▶ _Source passage_:
Science and technology are integral to how we buy, prepare, store and eat food, yet this often only becomes clear at times of controversy rather than as in ongoing day-to-day activities. The Food Standards Agency’s Chief Scientist, Andrew Wadge runs a semi-regular blog ‘Hungry for Science’ in which he discusses some of the science involved in the work of the FSA. It’s a valuable if somewhat dry effort that doesn’t seem to attract the attention it deserves, and in which he seems to take the time to respond to comments in a considered fashion. Earlier this month, the blog featured a ‘guest post’ from the FSA’s head of communications Terrence Collis on “the pitfalls of communicating science to the general public”, titled “We say potato, you say Solanum tuberosum”:
“We pride ourselves on being a science-based organisation and on putting the consumer first, so the big question we deal with on a daily basis is: how do you maintain scientific accuracy while making the science easy for people to understand?
Effective communication is about thinking how messages are received rather than how they are sent out. And that isn’t just about avoiding words that people need a specialist dictionary to translate, it’s also about communicating in a way that will engage and interest people – what’s the point in us talking about ‘levels of a genotoxic carcinogen above the TDI’ if people are just going to pick up their Daily Tabloid and read about how we are all going to die? Why can’t we talk about unsafe levels of a harmful chemical instead? It might not have all the detail, but it tells people most of what they need to know.
Yes, I know some think that simplifying the language we use is dumbing down our advice, but our challenge is communicating with everyone in the UK, and doing so against the daily barrage of (often tabloidese) information. To be heard and heeded, too, our advice needs to be succinct and easy to understand but also accurate.
So, over to you, how do we get the balance right?”
It’s not entirely clear who the ‘we’ and ‘you’ referred to in the title are, but Collis uses the post to reflect on the communication of food science to the public. He raises some interesting questions in relation to the public understanding of food science and about the role of the media in the creation and maintenance of food related anxieties. He closes by asking how the FSA can get the balance right, so it’s only fair to provide some thoughts.
The role and responsibilities of the media in the communication of science have been the subjects of decades of debate and discussion. Scientists consistently (and frequently justifiably) complain of being misrepresented or dumbed down (recently led by Ben Goldacre), while journalists retort that scientists misunderstand the purpose of reporting. Collis’s questions wade into some thorny issues beyond the scope of a brief (although rapidly expanding) blog post . A significant recent interventions has been the publication by BIS (the Department for Business, Innovation and Skills) of its “Science and the Media: Securing the Future” report.

▶ _Material provided_:
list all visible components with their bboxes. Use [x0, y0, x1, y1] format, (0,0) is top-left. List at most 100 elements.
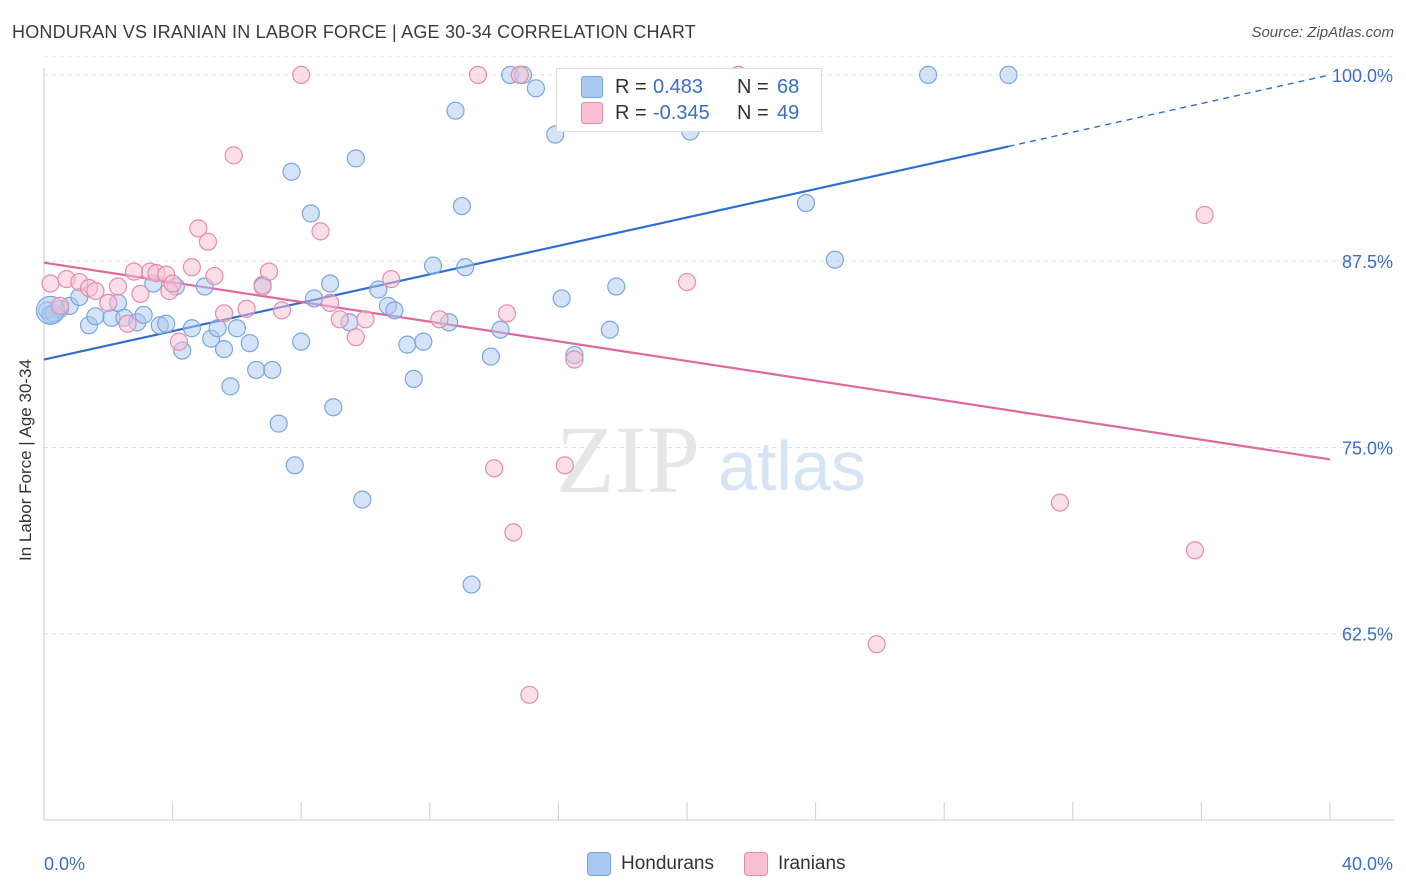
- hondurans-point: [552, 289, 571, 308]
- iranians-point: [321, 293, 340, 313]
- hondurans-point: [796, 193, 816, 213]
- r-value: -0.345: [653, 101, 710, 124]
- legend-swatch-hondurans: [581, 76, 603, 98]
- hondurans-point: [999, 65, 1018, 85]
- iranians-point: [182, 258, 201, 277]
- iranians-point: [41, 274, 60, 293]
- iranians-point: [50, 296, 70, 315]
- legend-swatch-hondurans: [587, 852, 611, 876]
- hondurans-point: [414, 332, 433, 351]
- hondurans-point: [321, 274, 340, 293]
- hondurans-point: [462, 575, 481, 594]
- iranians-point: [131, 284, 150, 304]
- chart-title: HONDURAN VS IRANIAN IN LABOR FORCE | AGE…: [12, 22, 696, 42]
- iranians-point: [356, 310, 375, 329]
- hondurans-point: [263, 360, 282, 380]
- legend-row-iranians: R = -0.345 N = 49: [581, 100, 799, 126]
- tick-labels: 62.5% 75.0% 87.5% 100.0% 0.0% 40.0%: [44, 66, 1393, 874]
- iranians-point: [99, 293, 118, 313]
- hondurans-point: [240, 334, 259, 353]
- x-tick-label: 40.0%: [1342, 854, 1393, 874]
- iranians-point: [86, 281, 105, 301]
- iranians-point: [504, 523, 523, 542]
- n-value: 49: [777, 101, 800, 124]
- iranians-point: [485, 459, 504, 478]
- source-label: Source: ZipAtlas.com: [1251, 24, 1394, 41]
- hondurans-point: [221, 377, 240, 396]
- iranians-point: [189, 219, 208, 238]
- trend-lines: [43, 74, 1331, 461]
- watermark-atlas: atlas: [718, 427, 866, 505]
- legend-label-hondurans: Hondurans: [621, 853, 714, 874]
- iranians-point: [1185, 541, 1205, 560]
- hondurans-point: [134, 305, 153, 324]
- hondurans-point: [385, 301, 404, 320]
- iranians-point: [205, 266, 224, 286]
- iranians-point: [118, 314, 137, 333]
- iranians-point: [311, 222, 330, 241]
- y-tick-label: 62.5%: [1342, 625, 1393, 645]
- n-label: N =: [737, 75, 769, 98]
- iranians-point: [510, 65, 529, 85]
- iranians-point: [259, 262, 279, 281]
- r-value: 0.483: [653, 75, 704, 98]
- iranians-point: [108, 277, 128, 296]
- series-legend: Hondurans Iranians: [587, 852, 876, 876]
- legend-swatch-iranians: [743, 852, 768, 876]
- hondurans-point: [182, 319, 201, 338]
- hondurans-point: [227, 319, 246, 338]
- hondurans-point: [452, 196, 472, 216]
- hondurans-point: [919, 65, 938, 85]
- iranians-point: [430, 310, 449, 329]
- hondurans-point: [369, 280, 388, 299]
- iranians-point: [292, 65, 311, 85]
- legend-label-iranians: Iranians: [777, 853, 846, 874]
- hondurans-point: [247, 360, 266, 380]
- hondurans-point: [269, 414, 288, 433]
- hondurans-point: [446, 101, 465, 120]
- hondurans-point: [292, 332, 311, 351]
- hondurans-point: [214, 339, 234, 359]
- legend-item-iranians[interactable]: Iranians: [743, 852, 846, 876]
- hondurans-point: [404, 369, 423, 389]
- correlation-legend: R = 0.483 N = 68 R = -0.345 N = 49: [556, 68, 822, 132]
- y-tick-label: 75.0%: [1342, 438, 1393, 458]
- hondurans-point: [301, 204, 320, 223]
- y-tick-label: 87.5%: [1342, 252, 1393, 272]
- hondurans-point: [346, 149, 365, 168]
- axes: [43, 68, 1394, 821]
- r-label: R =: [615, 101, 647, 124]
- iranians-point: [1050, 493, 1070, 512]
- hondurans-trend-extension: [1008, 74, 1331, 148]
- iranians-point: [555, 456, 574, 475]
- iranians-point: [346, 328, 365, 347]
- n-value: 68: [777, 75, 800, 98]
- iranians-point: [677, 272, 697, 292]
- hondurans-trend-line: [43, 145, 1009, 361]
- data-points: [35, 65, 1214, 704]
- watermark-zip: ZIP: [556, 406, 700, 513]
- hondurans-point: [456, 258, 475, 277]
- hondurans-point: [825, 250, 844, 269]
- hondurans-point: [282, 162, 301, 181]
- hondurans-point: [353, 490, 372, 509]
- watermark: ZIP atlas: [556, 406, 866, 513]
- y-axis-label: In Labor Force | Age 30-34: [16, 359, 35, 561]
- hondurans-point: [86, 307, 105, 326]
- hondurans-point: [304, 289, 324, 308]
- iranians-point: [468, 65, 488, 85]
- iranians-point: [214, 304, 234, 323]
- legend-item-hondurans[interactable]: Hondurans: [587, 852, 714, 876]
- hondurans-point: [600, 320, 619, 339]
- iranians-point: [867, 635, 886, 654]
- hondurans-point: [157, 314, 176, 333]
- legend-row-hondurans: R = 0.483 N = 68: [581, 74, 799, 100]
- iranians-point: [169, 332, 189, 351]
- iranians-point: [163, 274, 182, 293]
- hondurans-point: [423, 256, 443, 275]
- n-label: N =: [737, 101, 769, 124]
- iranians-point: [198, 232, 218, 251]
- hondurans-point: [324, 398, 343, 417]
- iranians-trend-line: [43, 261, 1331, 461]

▶ _Problems and tasks_:
1: In the records, turn the lines starting at the one containing "- hondurans-point: [552, 289, 571, 308]" and ending at the one containing "- hondurans-point: [263, 360, 282, 380]" into a numbered list, skipping any blank lines.
2: Go on with the commentary on communicating food science to the public from its last sentence.
The text and the records have nothing to do with each other.

▶ _Task results_:
1:
1. - hondurans-point: [552, 289, 571, 308]
2. - iranians-point: [321, 293, 340, 313]
3. - hondurans-point: [796, 193, 816, 213]
4. - r-value: -0.345: [653, 101, 710, 124]
5. - legend-swatch-hondurans: [581, 76, 603, 98]
6. - hondurans-point: [999, 65, 1018, 85]
7. - iranians-point: [182, 258, 201, 277]
8. - iranians-point: [41, 274, 60, 293]
9. - iranians-point: [50, 296, 70, 315]
10. - legend-swatch-hondurans: [587, 852, 611, 876]
11. - hondurans-point: [414, 332, 433, 351]
12. - hondurans-point: [321, 274, 340, 293]
13. - hondurans-point: [462, 575, 481, 594]
14. - iranians-point: [131, 284, 150, 304]
15. - chart-title: HONDURAN VS IRANIAN IN LABOR FORCE | AGE…: [12, 22, 696, 42]
16. - iranians-point: [356, 310, 375, 329]
17. - hondurans-point: [263, 360, 282, 380]

2:
In starting to find a way forward, it’s probably worth thinking about the role of the FSA and why it might want to communicate science in the first place. The confusion here arises in the first sentence. Is the FSA primarily a scientific, a consumer protection or a science communication body? Can it successfully be all three or are they actually one and the same? For Collis it would appear that there are significant differences between these roles. The first, that of a ‘science-based organisation’ involves dealing with long words such as S. tuberosum rather than potatoes and carcinogens rather than run of the mill chemicals. The second, consumer facing role, involves tearing people away from their tabloids long enough to pass on important and reasonable information. The third means bridging these two worlds, but the initial framing of the question suggests its intractability – how can you maintain accuracy if you lose the technical jargon?
Collis seems to be suggesting that the best route for communicating food science is that the FSA ‘dumbs down’ its information in-house, rather than waiting for it to be distorted by tabloid journalists. To some extent, this is already common practice in the form of press releases, which in turn can lead to an uncritical homogeneity in the reporting of science as time-pressed journalists simply recycle the data and quotes pressed upon them (as Jane Gregory points out at STS Observatory). Rather than improving the quality of scientific communication, this risks reducing the journalist and their knowledge of their target readership to a conduit from press offices, who are not themselves immune to the application of spin, to front page. Whereas Collis focusses on where ‘dumbing down’ occurs, a key recommendation of the BIS report was for training for journalists, press officers and scientists themselves, something that the FSA itself might well undertake.
An alternative, less resource intensive approach may be for the FSA to aim at facilitating quality reporting by providing readily accessible and detailed background information for both reporters and members of the public. This might be a role in which the FSA is not scared of using the term ‘carcinogen’ and that provides interested and engaged consumers with access to original research papers and situates these in relation to food safety. A comparison could be made with the reporting of health news. Food and health science are regular staples of journalism, and are not always reported on by specialist science journalists. The NHS consequently faces a similar problem to that of the FSA as described by Collis. It’s approach to this has been the production of a ‘Behind the Headlines’ section on the NHS Choices website that seeks to add some detail to health-related newspaper reports. Obviously, this approach does not preclude poor reporting, and might ultimately be less effective than promoting closer understanding between scientists and journalists, but nevertheless recognises that people concerned by media reporting may well search behind the news.
Either way, some nuance also needs to be brought to the homogeneous vision of the public set out in Collis’s piece. Effective communication is indeed about thinking about how messages are received rather than sent, but this is about more than language. Engaging and interesting people isn’t only about finding the right language, but about making the information relevant to people’s everyday lives and, just as importantly, about listening to what people feel they need to know. Collis suggests that the FSA’s challenge is ‘communicating with everyone in the UK’, but this is frequently isn’t true, as the FSA’s own campaigns often recognise. For example, the 2009 Listeria campaign that formed part of Food Safety Week closely targeted one specific ‘public’, that of the over-60s, with its advice about reading labels and checking fridges.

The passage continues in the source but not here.